(Stored data)
+++++

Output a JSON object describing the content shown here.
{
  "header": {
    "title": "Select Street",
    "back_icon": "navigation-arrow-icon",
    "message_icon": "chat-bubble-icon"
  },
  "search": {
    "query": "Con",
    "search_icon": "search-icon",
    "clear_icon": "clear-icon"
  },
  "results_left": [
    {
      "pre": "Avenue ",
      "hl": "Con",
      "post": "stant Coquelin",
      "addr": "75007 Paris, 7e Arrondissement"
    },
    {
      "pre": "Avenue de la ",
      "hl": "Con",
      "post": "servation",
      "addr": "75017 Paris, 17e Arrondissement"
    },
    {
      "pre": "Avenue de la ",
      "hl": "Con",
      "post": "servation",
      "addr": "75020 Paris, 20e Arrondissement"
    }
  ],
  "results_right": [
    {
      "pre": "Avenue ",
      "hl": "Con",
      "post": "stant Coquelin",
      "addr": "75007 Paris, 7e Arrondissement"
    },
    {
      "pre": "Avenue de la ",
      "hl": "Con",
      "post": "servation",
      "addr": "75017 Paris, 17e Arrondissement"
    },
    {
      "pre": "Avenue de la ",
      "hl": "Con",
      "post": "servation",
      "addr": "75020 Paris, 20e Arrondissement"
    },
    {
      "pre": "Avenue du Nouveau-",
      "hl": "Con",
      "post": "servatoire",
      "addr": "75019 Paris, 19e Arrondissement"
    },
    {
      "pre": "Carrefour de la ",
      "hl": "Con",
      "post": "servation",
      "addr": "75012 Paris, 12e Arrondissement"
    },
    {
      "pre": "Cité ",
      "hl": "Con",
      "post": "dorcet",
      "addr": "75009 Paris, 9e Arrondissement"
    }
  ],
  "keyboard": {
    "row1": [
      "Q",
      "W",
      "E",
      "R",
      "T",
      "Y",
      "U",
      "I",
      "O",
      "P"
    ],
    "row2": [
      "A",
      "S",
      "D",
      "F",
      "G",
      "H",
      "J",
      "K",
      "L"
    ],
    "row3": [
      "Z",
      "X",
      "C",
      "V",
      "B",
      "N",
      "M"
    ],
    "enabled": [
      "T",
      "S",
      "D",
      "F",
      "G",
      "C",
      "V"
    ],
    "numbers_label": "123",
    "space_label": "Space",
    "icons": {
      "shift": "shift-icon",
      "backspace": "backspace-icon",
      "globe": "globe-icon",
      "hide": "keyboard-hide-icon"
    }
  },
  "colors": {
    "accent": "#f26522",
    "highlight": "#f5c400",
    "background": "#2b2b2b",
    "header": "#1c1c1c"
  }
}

+++++

- **Task description**
Print every entry exactly as it appears.

- **Written solution**
Output a JSON object describing the content shown here.
{
  "header": {
    "title": "Select Street",
    "back_icon": "navigation-arrow-icon",
    "message_icon": "chat-bubble-icon"
  },
  "search": {
    "query": "Con",
    "search_icon": "search-icon",
    "clear_icon": "clear-icon"
  },
  "results_left": [
    {
      "pre": "Avenue ",
      "hl": "Con",
      "post": "stant Coquelin",
      "addr": "75007 Paris, 7e Arrondissement"
    },
    {
      "pre": "Avenue de la ",
      "hl": "Con",
      "post": "servation",
      "addr": "75017 Paris, 17e Arrondissement"
    },
    {
      "pre": "Avenue de la ",
      "hl": "Con",
      "post": "servation",
      "addr": "75020 Paris, 20e Arrondissement"
    }
  ],
  "results_right": [
    {
      "pre": "Avenue ",
      "hl": "Con",
      "post": "stant Coquelin",
      "addr": "75007 Paris, 7e Arrondissement"
    },
    {
      "pre": "Avenue de la ",
      "hl": "Con",
      "post": "servation",
      "addr": "75017 Paris, 17e Arrondissement"
    },
    {
      "pre": "Avenue de la ",
      "hl": "Con",
      "post": "servation",
      "addr": "75020 Paris, 20e Arrondissement"
    },
    {
      "pre": "Avenue du Nouveau-",
      "hl": "Con",
      "post": "servatoire",
      "addr": "75019 Paris, 19e Arrondissement"
    },
    {
      "pre": "Carrefour de la ",
      "hl": "Con",
      "post": "servation",
      "addr": "75012 Paris, 12e Arrondissement"
    },
    {
      "pre": "Cité ",
      "hl": "Con",
      "post": "dorcet",
      "addr": "75009 Paris, 9e Arrondissement"
    }
  ],
  "keyboard": {
    "row1": [
      "Q",
      "W",
      "E",
      "R",
      "T",
      "Y",
      "U",
      "I",
      "O",
      "P"
    ],
    "row2": [
      "A",
      "S",
      "D",
      "F",
      "G",
      "H",
      "J",
      "K",
      "L"
    ],
    "row3": [
      "Z",
      "X",
      "C",
      "V",
      "B",
      "N",
      "M"
    ],
    "enabled": [
      "T",
      "S",
      "D",
      "F",
      "G",
      "C",
      "V"
    ],
    "numbers_label": "123",
    "space_label": "Space",
    "icons": {
      "shift": "shift-icon",
      "backspace": "backspace-icon",
      "globe": "globe-icon",
      "hide": "keyboard-hide-icon"
    }
  },
  "colors": {
    "accent": "#f26522",
    "highlight": "#f5c400",
    "background": "#2b2b2b",
    "header": "#1c1c1c"
  }
}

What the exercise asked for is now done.